Excerpted data =
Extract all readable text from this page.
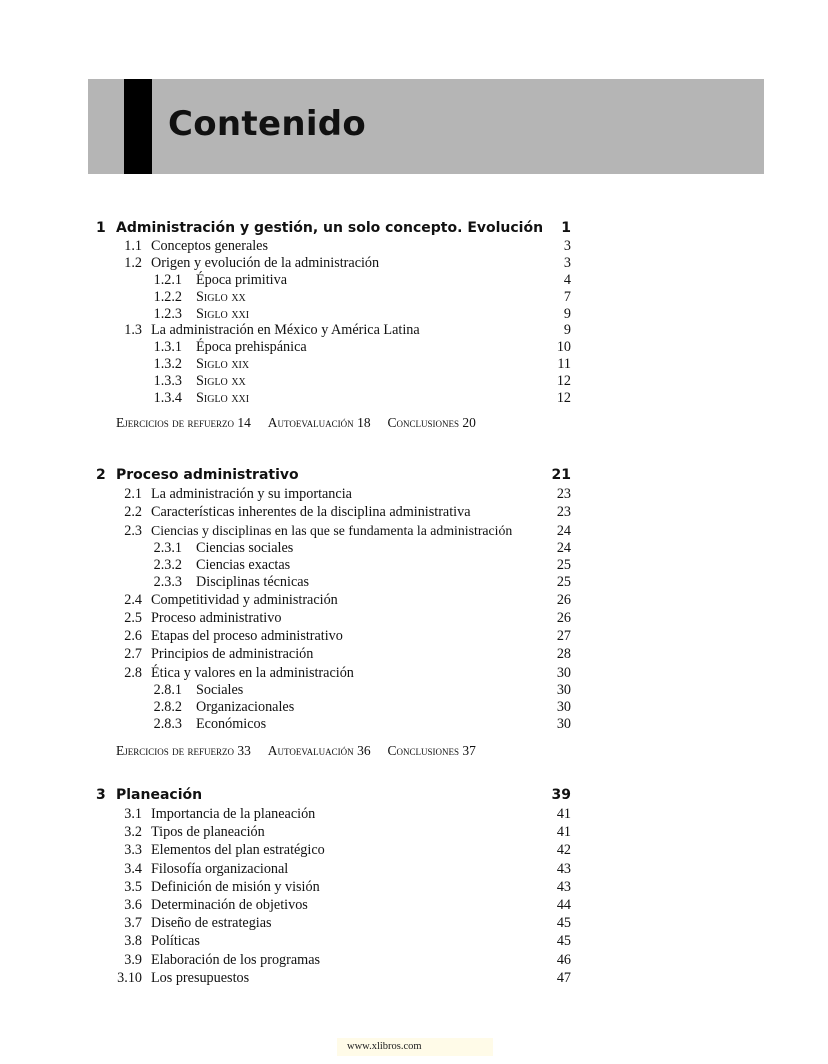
Contenido
1 Administración y gestión, un solo concepto. Evolución 1
1.1 Conceptos generales	3
1.2 Origen y evolución de la administración	3
1.2.1 Época primitiva	4
1.2.2 Siglo xx	7
1.2.3 Siglo xxi	9
1.3 La administración en México y América Latina	9
1.3.1 Época prehispánica	10
1.3.2 Siglo xix	11
1.3.3 Siglo xx	12
1.3.4 Siglo xxi	12
Ejercicios de refuerzo 14 Autoevaluación 18 Conclusiones 20
2 Proceso administrativo	21
2.1 La administración y su importancia	23
2.2 Características inherentes de la disciplina administrativa	23
2.3 Ciencias y disciplinas en las que se fundamenta la administración	24
2.3.1 Ciencias sociales	24
2.3.2 Ciencias exactas	25
2.3.3 Disciplinas técnicas	25
2.4 Competitividad y administración	26
2.5 Proceso administrativo	26
2.6 Etapas del proceso administrativo	27
2.7 Principios de administración	28
2.8 Ética y valores en la administración	30
2.8.1 Sociales	30
2.8.2 Organizacionales	30
2.8.3 Económicos	30
Ejercicios de refuerzo 33 Autoevaluación 36 Conclusiones 37
3 Planeación	39
3.1 Importancia de la planeación	41
3.2 Tipos de planeación	41
3.3 Elementos del plan estratégico	42
3.4 Filosofía organizacional	43
3.5 Definición de misión y visión	43
3.6 Determinación de objetivos	44
3.7 Diseño de estrategias	45
3.8 Políticas	45
3.9 Elaboración de los programas	46
3.10 Los presupuestos	47
www.xlibros.com
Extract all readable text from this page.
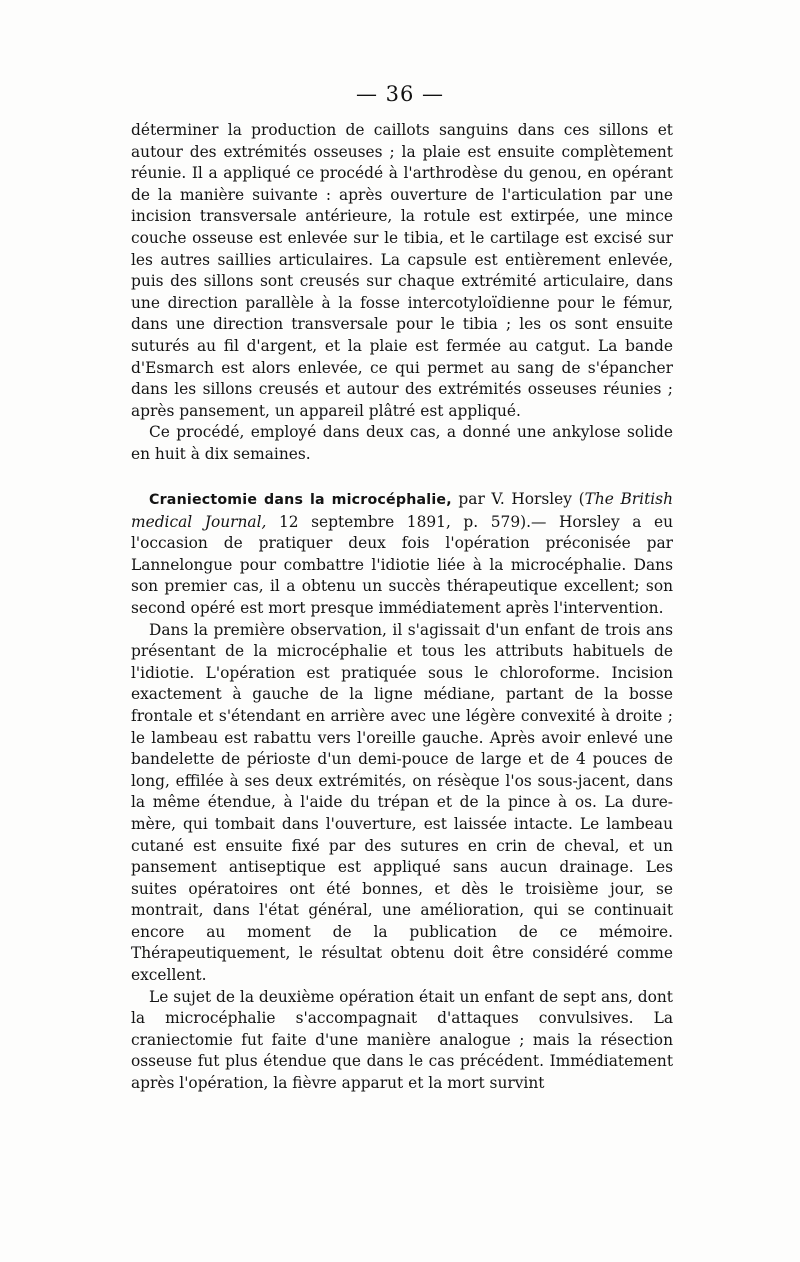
— 36 —

déterminer la production de caillots sanguins dans ces sillons et autour des extrémités osseuses ; la plaie est ensuite complètement réunie. Il a appliqué ce procédé à l'arthrodèse du genou, en opérant de la manière suivante : après ouverture de l'articulation par une incision transversale antérieure, la rotule est extirpée, une mince couche osseuse est enlevée sur le tibia, et le cartilage est excisé sur les autres saillies articulaires. La capsule est entièrement enlevée, puis des sillons sont creusés sur chaque extrémité articulaire, dans une direction parallèle à la fosse intercotyloïdienne pour le fémur, dans une direction transversale pour le tibia ; les os sont ensuite suturés au fil d'argent, et la plaie est fermée au catgut. La bande d'Esmarch est alors enlevée, ce qui permet au sang de s'épancher dans les sillons creusés et autour des extrémités osseuses réunies ; après pansement, un appareil plâtré est appliqué.

Ce procédé, employé dans deux cas, a donné une ankylose solide en huit à dix semaines.

Craniectomie dans la microcéphalie, par V. Horsley (The British medical Journal, 12 septembre 1891, p. 579).— Horsley a eu l'occasion de pratiquer deux fois l'opération préconisée par Lannelongue pour combattre l'idiotie liée à la microcéphalie. Dans son premier cas, il a obtenu un succès thérapeutique excellent; son second opéré est mort presque immédiatement après l'intervention.

Dans la première observation, il s'agissait d'un enfant de trois ans présentant de la microcéphalie et tous les attributs habituels de l'idiotie. L'opération est pratiquée sous le chloroforme. Incision exactement à gauche de la ligne médiane, partant de la bosse frontale et s'étendant en arrière avec une légère convexité à droite ; le lambeau est rabattu vers l'oreille gauche. Après avoir enlevé une bandelette de périoste d'un demi-pouce de large et de 4 pouces de long, effilée à ses deux extrémités, on résèque l'os sous-jacent, dans la même étendue, à l'aide du trépan et de la pince à os. La dure-mère, qui tombait dans l'ouverture, est laissée intacte. Le lambeau cutané est ensuite fixé par des sutures en crin de cheval, et un pansement antiseptique est appliqué sans aucun drainage. Les suites opératoires ont été bonnes, et dès le troisième jour, se montrait, dans l'état général, une amélioration, qui se continuait encore au moment de la publication de ce mémoire. Thérapeutiquement, le résultat obtenu doit être considéré comme excellent.

Le sujet de la deuxième opération était un enfant de sept ans, dont la microcéphalie s'accompagnait d'attaques convulsives. La craniectomie fut faite d'une manière analogue ; mais la résection osseuse fut plus étendue que dans le cas précédent. Immédiatement après l'opération, la fièvre apparut et la mort survint
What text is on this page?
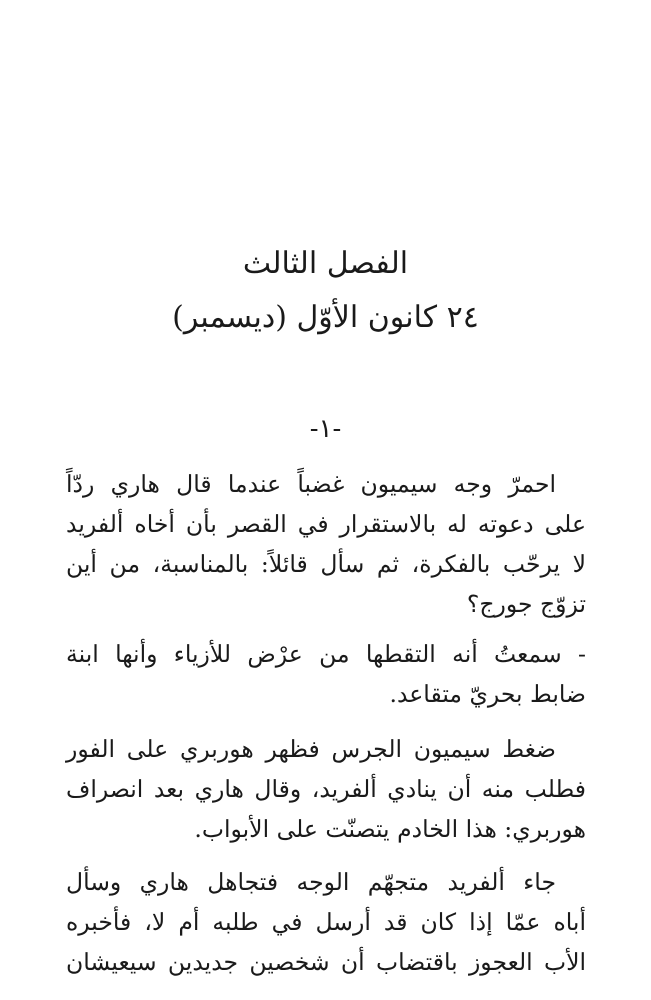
الفصل الثالث
٢٤ كانون الأوّل (ديسمبر)
-١-

احمرّ وجه سيميون غضباً عندما قال هاري ردّاً
على دعوته له بالاستقرار في القصر بأن أخاه ألفريد
لا يرحّب بالفكرة، ثم سأل قائلاً: بالمناسبة، من أين
تزوّج جورج؟

- سمعتُ أنه التقطها من عرْض للأزياء وأنها ابنة
ضابط بحريّ متقاعد.

ضغط سيميون الجرس فظهر هوربري على الفور
فطلب منه أن ينادي ألفريد، وقال هاري بعد انصراف
هوربري: هذا الخادم يتصنّت على الأبواب.

جاء ألفريد متجهّم الوجه فتجاهل هاري وسأل
أباه عمّا إذا كان قد أرسل في طلبه أم لا، فأخبره
الأب العجوز باقتضاب أن شخصين جديدين سيعيشان
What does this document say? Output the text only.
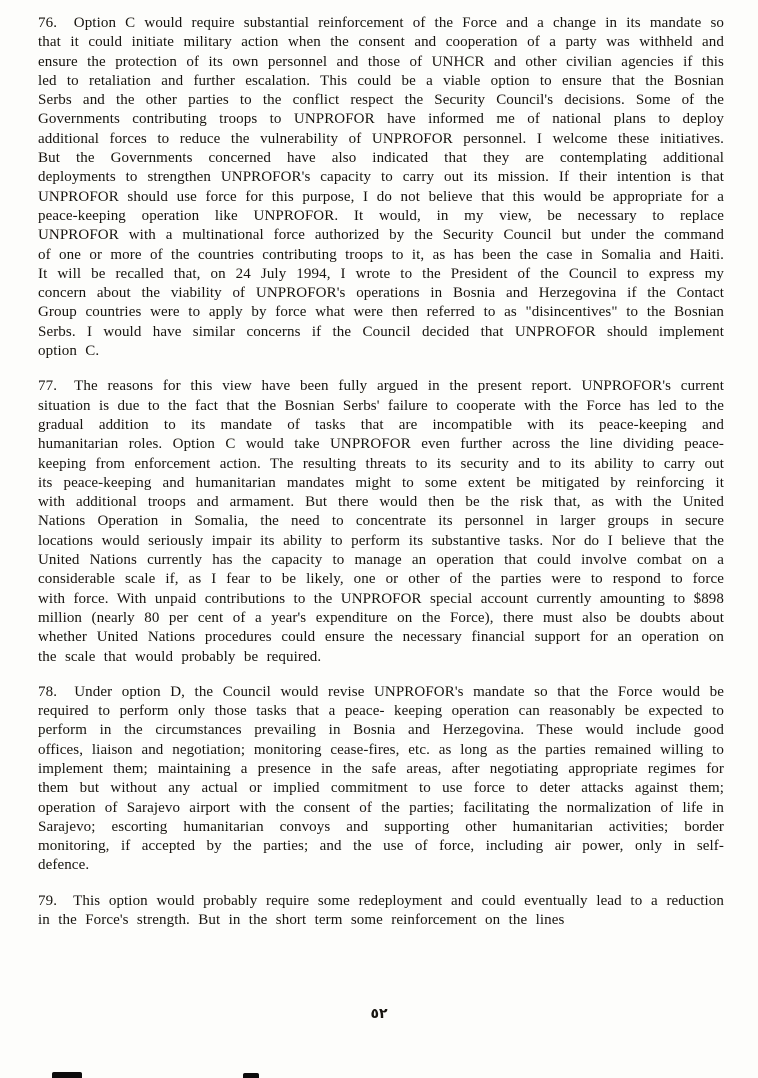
76.  Option C would require substantial reinforcement of the Force and a change in its mandate so that it could initiate military action when the consent and cooperation of a party was withheld and ensure the protection of its own personnel and those of UNHCR and other civilian agencies if this led to retaliation and further escalation. This could be a viable option to ensure that the Bosnian Serbs and the other parties to the conflict respect the Security Council's decisions. Some of the Governments contributing troops to UNPROFOR have informed me of national plans to deploy additional forces to reduce the vulnerability of UNPROFOR personnel. I welcome these initiatives. But the Governments concerned have also indicated that they are contemplating additional deployments to strengthen UNPROFOR's capacity to carry out its mission. If their intention is that UNPROFOR should use force for this purpose, I do not believe that this would be appropriate for a peace-keeping operation like UNPROFOR. It would, in my view, be necessary to replace UNPROFOR with a multinational force authorized by the Security Council but under the command of one or more of the countries contributing troops to it, as has been the case in Somalia and Haiti. It will be recalled that, on 24 July 1994, I wrote to the President of the Council to express my concern about the viability of UNPROFOR's operations in Bosnia and Herzegovina if the Contact Group countries were to apply by force what were then referred to as "disincentives" to the Bosnian Serbs. I would have similar concerns if the Council decided that UNPROFOR should implement option C.

77.  The reasons for this view have been fully argued in the present report. UNPROFOR's current situation is due to the fact that the Bosnian Serbs' failure to cooperate with the Force has led to the gradual addition to its mandate of tasks that are incompatible with its peace-keeping and humanitarian roles. Option C would take UNPROFOR even further across the line dividing peace-keeping from enforcement action. The resulting threats to its security and to its ability to carry out its peace-keeping and humanitarian mandates might to some extent be mitigated by reinforcing it with additional troops and armament. But there would then be the risk that, as with the United Nations Operation in Somalia, the need to concentrate its personnel in larger groups in secure locations would seriously impair its ability to perform its substantive tasks. Nor do I believe that the United Nations currently has the capacity to manage an operation that could involve combat on a considerable scale if, as I fear to be likely, one or other of the parties were to respond to force with force. With unpaid contributions to the UNPROFOR special account currently amounting to $898 million (nearly 80 per cent of a year's expenditure on the Force), there must also be doubts about whether United Nations procedures could ensure the necessary financial support for an operation on the scale that would probably be required.

78.  Under option D, the Council would revise UNPROFOR's mandate so that the Force would be required to perform only those tasks that a peace- keeping operation can reasonably be expected to perform in the circumstances prevailing in Bosnia and Herzegovina. These would include good offices, liaison and negotiation; monitoring cease-fires, etc. as long as the parties remained willing to implement them; maintaining a presence in the safe areas, after negotiating appropriate regimes for them but without any actual or implied commitment to use force to deter attacks against them; operation of Sarajevo airport with the consent of the parties; facilitating the normalization of life in Sarajevo; escorting humanitarian convoys and supporting other humanitarian activities; border monitoring, if accepted by the parties; and the use of force, including air power, only in self-defence.

79.  This option would probably require some redeployment and could eventually lead to a reduction in the Force's strength. But in the short term some reinforcement on the lines

٥٢
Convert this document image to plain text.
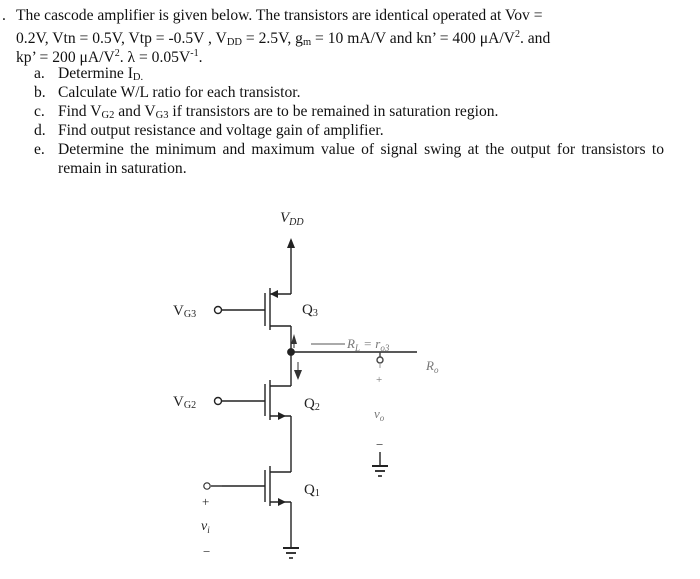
. The cascode amplifier is given below. The transistors are identical operated at Vov =
0.2V, Vtn = 0.5V, Vtp = -0.5V , VDD = 2.5V, gm = 10 mA/V and kn’ = 400 $\mu A/V^2$. and
kp’ = 200 $\mu A/V^2$. $\lambda = 0.05V^{-1}$.
a. Determine ID.
b. Calculate W/L ratio for each transistor.
c. Find VG2 and VG3 if transistors are to be remained in saturation region.
d. Find output resistance and voltage gain of amplifier.
e. Determine the minimum and maximum value of signal swing at the output for transistors to remain in saturation.
$V_{DD}$
VG3
VG2
Q3
Q2
Q1
$R_L = r_{o3}$
$R_o$
+
$v_o$
−
+
$v_i$
−
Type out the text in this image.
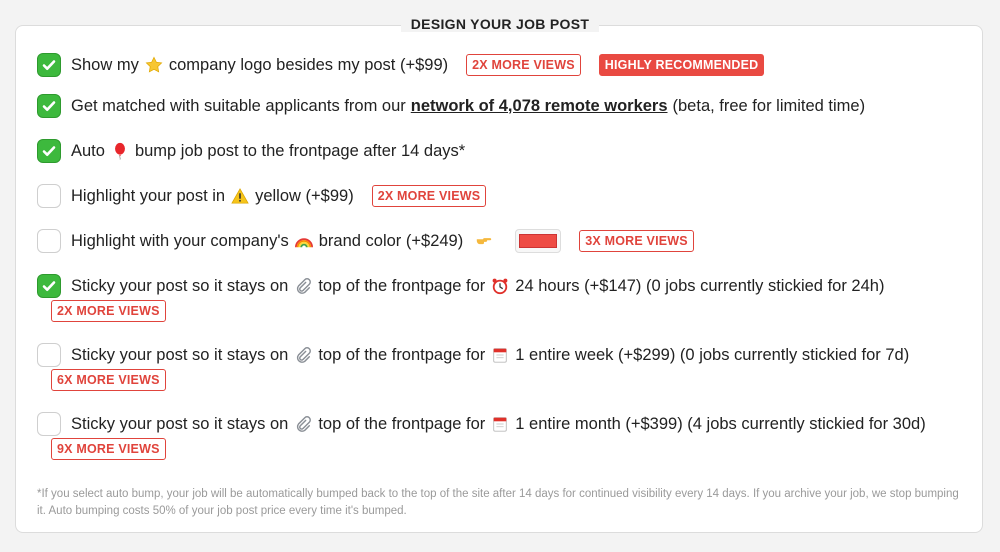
DESIGN YOUR JOB POST
Show my company logo besides my post (+$99)	2X MORE VIEWS	HIGHLY RECOMMENDED
Get matched with suitable applicants from our network of 4,078 remote workers (beta, free for limited time)
Auto bump job post to the frontpage after 14 days*
Highlight your post in yellow (+$99)	2X MORE VIEWS
Highlight with your company's brand color (+$249)	3X MORE VIEWS
Sticky your post so it stays on top of the frontpage for 24 hours (+$147) (0 jobs currently stickied for 24h)
2X MORE VIEWS
Sticky your post so it stays on top of the frontpage for 1 entire week (+$299) (0 jobs currently stickied for 7d)
6X MORE VIEWS
Sticky your post so it stays on top of the frontpage for 1 entire month (+$399) (4 jobs currently stickied for 30d)
9X MORE VIEWS
*If you select auto bump, your job will be automatically bumped back to the top of the site after 14 days for continued visibility every 14 days. If you archive your job, we stop bumping it. Auto bumping costs 50% of your job post price every time it's bumped.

Description of the task = From the entries above, copy out every line where the string "transistors" appears.

Solved problem =
. The cascode amplifier is given below. The transistors are identical operated at Vov =
c. Find VG2 and VG3 if transistors are to be remained in saturation region.
e. Determine the minimum and maximum value of signal swing at the output for transistors to remain in saturation.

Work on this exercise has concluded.